→ DATA LISTING
—————
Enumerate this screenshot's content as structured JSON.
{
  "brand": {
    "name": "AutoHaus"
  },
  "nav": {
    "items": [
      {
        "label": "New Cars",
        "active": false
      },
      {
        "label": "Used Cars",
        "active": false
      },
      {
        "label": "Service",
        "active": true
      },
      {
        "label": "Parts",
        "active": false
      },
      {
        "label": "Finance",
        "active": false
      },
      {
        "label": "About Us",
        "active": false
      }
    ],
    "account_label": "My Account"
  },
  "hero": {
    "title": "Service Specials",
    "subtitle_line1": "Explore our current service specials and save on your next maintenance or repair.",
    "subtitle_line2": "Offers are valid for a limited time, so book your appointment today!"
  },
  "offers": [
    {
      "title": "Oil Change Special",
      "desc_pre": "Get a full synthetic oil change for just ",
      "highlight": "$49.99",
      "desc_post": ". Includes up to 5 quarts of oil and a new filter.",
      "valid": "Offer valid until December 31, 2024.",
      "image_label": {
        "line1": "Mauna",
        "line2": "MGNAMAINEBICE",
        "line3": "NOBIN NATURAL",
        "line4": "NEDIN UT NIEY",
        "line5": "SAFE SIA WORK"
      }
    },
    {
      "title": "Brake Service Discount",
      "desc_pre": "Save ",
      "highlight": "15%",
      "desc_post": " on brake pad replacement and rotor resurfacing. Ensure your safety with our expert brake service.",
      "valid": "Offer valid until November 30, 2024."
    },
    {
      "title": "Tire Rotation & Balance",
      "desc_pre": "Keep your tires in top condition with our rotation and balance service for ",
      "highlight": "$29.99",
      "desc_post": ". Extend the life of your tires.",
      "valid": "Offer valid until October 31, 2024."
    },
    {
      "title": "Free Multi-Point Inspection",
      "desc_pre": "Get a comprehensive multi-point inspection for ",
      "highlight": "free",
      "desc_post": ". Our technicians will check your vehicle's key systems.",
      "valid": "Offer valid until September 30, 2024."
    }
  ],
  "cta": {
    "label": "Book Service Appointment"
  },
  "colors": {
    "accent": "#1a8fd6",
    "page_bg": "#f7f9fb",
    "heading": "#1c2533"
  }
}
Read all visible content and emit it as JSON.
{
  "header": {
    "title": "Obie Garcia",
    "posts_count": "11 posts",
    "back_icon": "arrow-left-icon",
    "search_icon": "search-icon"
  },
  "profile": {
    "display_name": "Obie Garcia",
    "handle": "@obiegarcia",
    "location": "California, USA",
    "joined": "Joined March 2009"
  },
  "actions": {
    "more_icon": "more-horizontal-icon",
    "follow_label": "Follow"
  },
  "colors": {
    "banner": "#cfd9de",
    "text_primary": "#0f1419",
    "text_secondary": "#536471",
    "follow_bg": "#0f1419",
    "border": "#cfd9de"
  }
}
—————
→ JOB
Go through the records. Copy each line where "JSON" appears.

→ EXERCISE SOLUTION
Enumerate this screenshot's content as structured JSON.
Read all visible content and emit it as JSON.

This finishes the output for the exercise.